Annotations of element boxes:
/---

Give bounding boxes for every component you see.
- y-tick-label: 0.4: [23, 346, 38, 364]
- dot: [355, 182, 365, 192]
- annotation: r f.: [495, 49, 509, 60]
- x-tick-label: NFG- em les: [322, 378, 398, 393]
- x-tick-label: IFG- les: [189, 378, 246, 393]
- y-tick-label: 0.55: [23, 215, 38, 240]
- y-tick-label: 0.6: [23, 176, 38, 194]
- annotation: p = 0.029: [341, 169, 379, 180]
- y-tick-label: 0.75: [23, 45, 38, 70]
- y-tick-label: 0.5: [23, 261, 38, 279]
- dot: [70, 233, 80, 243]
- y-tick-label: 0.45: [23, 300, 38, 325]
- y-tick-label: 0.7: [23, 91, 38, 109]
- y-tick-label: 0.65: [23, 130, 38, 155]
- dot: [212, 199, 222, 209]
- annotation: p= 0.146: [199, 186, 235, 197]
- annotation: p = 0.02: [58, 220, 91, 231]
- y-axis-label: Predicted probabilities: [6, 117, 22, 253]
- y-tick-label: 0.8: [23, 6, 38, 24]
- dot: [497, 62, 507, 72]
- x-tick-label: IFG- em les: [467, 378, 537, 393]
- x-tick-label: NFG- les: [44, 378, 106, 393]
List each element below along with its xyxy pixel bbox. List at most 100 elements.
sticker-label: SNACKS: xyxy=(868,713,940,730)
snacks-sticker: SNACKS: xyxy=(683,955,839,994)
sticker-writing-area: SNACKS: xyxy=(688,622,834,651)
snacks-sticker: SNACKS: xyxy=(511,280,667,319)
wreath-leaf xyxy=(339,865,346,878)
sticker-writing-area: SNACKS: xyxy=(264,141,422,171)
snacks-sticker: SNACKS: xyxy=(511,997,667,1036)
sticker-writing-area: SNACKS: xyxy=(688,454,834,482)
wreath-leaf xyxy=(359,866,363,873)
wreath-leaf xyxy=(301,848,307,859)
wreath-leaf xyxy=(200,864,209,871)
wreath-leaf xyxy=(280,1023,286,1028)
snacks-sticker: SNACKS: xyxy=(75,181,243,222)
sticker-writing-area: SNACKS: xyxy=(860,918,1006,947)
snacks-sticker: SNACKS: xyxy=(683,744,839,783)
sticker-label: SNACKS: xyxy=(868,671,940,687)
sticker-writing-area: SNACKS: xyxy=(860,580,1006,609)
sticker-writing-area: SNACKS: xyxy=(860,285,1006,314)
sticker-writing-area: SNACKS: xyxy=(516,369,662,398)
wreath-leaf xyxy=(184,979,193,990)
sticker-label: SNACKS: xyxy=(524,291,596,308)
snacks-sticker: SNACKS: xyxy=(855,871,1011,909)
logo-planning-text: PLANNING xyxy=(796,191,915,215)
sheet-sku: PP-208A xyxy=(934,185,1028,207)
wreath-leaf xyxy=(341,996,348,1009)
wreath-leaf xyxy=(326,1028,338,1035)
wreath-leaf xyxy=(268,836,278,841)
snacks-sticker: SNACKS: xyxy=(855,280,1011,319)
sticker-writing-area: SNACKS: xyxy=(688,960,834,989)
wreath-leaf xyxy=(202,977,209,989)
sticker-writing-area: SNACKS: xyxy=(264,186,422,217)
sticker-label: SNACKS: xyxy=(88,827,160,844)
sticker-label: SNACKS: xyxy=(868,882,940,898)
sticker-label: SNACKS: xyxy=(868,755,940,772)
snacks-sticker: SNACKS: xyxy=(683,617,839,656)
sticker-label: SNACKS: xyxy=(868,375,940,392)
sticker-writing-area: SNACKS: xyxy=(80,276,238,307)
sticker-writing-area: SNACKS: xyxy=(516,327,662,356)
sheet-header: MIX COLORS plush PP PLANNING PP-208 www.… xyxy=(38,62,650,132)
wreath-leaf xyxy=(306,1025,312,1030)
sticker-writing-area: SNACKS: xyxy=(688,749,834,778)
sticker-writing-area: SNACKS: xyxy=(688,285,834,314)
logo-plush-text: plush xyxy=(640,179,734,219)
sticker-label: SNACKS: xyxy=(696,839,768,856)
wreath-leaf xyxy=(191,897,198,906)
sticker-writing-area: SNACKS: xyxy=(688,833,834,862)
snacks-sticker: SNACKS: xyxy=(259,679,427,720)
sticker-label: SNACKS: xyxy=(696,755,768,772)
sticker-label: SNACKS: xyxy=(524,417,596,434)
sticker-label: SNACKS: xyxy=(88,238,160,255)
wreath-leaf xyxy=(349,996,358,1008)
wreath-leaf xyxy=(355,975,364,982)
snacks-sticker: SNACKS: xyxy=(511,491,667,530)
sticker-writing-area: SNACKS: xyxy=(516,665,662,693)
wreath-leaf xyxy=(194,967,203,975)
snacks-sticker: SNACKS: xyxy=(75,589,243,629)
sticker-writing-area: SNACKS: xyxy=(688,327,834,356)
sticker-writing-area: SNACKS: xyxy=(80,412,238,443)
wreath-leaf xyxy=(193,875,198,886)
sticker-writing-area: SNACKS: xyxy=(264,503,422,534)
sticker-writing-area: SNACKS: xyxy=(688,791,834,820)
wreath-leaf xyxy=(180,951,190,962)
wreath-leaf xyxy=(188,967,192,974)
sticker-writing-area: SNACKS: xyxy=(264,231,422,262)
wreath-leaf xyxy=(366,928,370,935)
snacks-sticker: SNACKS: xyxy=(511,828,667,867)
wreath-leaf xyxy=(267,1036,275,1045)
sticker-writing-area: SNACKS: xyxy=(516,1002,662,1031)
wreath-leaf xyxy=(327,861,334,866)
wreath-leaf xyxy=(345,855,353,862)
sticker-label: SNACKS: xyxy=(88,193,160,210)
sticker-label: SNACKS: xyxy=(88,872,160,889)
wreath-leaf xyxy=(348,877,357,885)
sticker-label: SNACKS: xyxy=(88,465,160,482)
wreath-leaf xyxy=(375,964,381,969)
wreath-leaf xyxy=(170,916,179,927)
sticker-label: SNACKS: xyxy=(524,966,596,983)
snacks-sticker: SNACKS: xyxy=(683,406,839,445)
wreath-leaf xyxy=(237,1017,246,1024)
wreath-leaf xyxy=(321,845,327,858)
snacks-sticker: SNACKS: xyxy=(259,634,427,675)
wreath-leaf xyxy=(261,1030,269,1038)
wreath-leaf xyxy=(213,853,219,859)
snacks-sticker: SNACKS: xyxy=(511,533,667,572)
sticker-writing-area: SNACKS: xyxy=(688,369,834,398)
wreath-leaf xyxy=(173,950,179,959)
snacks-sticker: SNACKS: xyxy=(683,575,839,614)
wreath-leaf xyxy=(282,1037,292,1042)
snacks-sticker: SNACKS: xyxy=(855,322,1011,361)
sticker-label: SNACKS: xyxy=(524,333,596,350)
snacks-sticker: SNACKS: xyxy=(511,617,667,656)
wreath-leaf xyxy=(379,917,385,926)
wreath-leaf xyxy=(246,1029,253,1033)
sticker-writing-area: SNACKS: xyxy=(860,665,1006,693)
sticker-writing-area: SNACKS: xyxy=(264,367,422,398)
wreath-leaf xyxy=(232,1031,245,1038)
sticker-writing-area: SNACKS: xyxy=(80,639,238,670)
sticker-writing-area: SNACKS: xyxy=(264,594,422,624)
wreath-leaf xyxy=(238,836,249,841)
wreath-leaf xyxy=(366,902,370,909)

\---

> _To do_
Recast the lines from the start of the records up to and including the line with "- y-tick-label: 0.6: [23, 176, 38, 194]" as a Markdown table with the columns "No." and "Entry". Leave out any blank lines.

> _Response to the exercise_
| No. | Entry |
|---|---|
| 1 | Give bounding boxes for every component you see. |
| 2 | - y-tick-label: 0.4: [23, 346, 38, 364] |
| 3 | - dot: [355, 182, 365, 192] |
| 4 | - annotation: r f.: [495, 49, 509, 60] |
| 5 | - x-tick-label: NFG- em les: [322, 378, 398, 393] |
| 6 | - x-tick-label: IFG- les: [189, 378, 246, 393] |
| 7 | - y-tick-label: 0.55: [23, 215, 38, 240] |
| 8 | - y-tick-label: 0.6: [23, 176, 38, 194] |